▶ [Work to be completed]: Of all the lines in these entries, how many contain the string "Output"? Give only that count.

───── Listed records

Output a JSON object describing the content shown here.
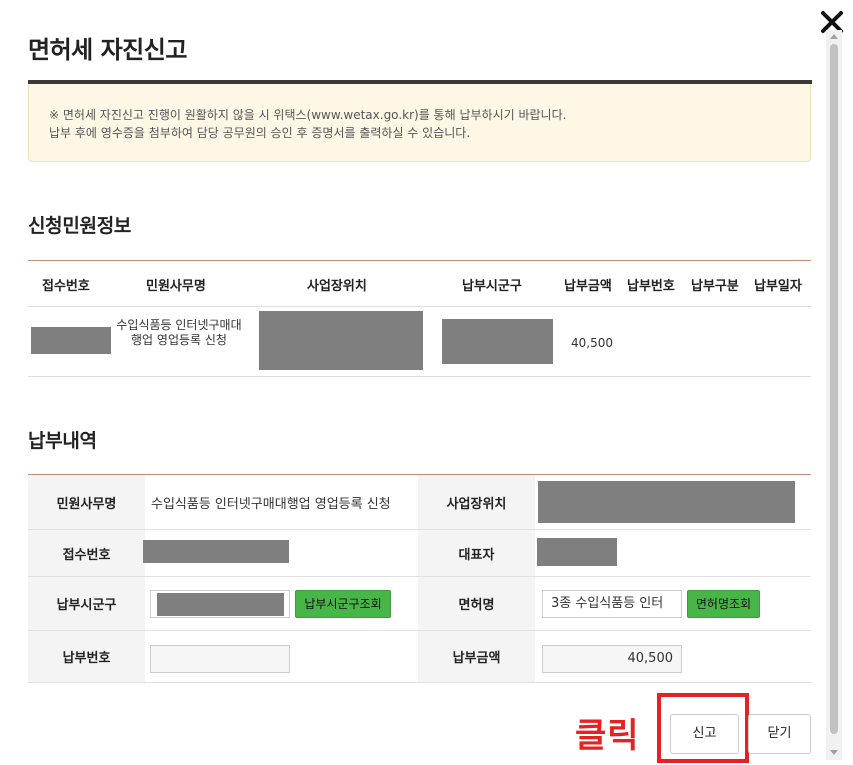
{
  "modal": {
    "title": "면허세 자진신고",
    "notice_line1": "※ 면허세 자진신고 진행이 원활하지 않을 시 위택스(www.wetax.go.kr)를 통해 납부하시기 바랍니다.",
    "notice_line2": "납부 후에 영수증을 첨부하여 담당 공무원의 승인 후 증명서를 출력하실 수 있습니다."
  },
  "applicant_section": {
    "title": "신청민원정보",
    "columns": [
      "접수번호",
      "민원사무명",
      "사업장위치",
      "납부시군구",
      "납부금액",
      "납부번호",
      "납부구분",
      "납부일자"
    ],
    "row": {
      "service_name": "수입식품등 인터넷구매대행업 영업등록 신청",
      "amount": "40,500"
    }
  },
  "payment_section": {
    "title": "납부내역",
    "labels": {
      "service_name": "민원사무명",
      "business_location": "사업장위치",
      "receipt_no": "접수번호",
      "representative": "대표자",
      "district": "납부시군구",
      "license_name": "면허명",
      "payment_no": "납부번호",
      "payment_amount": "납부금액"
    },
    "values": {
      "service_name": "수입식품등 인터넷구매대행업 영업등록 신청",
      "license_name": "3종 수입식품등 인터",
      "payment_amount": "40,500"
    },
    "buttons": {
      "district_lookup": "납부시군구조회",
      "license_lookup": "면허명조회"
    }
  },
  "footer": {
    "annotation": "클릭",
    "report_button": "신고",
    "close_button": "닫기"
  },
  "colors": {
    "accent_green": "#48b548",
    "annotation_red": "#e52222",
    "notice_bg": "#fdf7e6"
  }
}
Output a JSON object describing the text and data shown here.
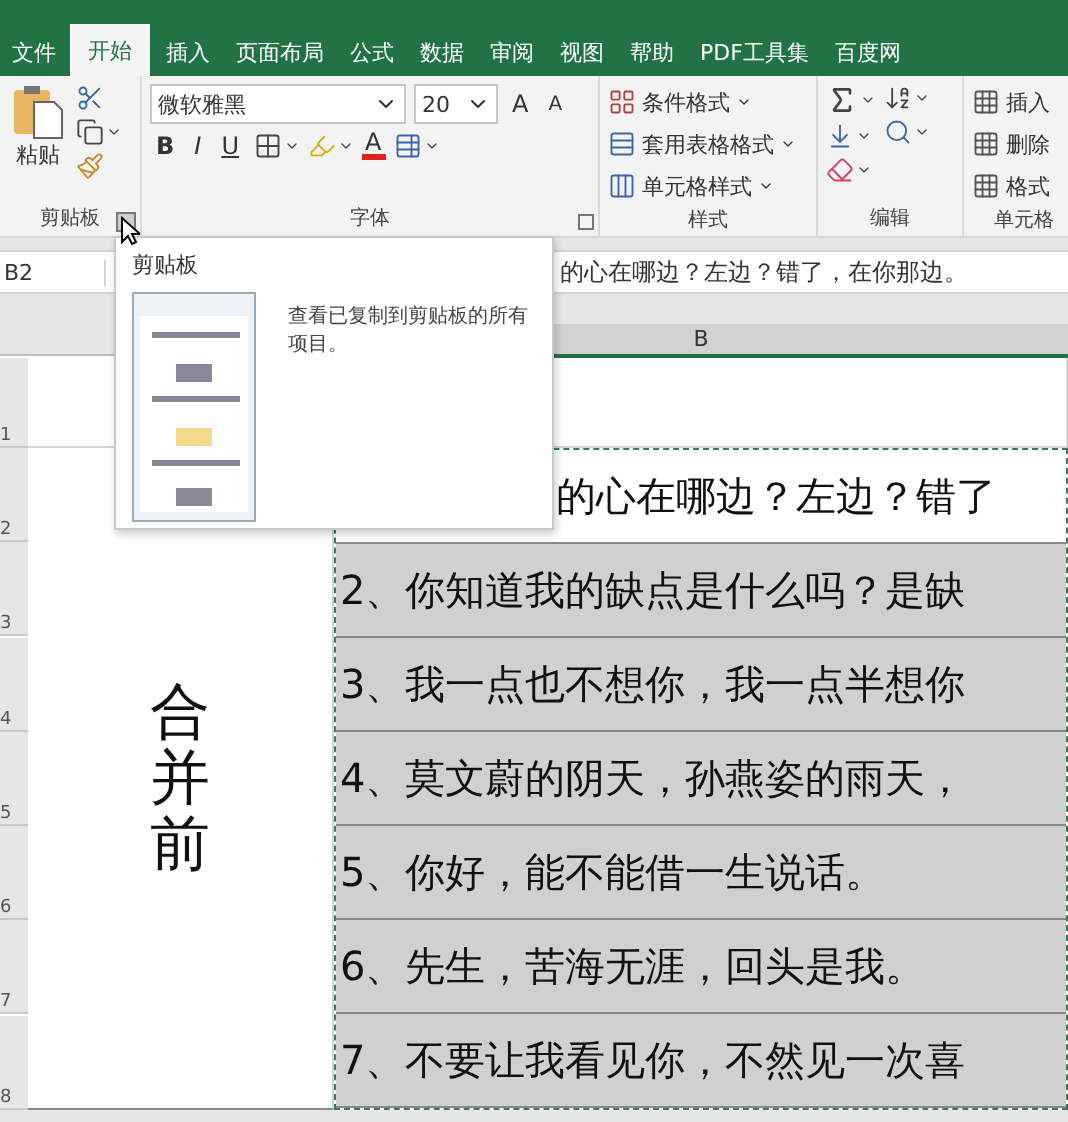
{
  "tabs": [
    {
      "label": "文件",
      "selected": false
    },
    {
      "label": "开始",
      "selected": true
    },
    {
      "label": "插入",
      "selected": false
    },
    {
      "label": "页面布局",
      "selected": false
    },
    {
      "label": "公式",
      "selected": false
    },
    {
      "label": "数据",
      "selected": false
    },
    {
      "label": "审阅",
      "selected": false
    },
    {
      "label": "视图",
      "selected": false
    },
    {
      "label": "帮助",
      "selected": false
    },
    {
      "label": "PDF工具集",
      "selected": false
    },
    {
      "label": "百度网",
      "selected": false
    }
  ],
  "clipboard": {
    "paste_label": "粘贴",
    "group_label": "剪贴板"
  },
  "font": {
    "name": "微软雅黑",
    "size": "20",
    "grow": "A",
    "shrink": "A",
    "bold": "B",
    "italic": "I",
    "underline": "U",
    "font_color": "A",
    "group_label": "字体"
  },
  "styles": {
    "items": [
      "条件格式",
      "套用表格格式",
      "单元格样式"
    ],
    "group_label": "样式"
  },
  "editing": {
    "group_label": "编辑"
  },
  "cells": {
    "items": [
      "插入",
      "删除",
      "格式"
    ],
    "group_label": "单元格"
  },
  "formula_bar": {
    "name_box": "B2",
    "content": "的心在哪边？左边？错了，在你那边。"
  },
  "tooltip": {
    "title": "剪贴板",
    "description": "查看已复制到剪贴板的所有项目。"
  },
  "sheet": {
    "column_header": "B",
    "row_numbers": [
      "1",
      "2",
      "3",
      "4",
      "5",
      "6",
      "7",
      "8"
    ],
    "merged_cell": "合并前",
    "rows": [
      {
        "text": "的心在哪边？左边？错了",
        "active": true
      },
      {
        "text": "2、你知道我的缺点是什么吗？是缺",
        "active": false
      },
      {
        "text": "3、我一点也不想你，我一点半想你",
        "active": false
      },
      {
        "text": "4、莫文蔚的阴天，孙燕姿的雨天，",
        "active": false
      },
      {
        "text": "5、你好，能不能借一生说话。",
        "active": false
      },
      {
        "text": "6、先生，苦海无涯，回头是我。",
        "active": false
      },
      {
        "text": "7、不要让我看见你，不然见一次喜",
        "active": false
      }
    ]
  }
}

──────────

▶ [Written reply]: 2